— start Information given —

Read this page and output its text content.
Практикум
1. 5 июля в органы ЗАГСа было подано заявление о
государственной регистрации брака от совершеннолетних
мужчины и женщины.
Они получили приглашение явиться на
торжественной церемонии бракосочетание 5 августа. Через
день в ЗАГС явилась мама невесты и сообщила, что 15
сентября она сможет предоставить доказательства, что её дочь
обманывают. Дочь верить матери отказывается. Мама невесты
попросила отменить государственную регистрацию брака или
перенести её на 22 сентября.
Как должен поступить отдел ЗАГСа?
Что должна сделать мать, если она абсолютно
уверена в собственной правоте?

— end Information given —

**The request**
Set down the material above again, word for word.

**Expected answer**
Read this page and output its text content.
Практикум
1. 5 июля в органы ЗАГСа было подано заявление о
государственной регистрации брака от совершеннолетних
мужчины и женщины.
Они получили приглашение явиться на
торжественной церемонии бракосочетание 5 августа. Через
день в ЗАГС явилась мама невесты и сообщила, что 15
сентября она сможет предоставить доказательства, что её дочь
обманывают. Дочь верить матери отказывается. Мама невесты
попросила отменить государственную регистрацию брака или
перенести её на 22 сентября.
Как должен поступить отдел ЗАГСа?
Что должна сделать мать, если она абсолютно
уверена в собственной правоте?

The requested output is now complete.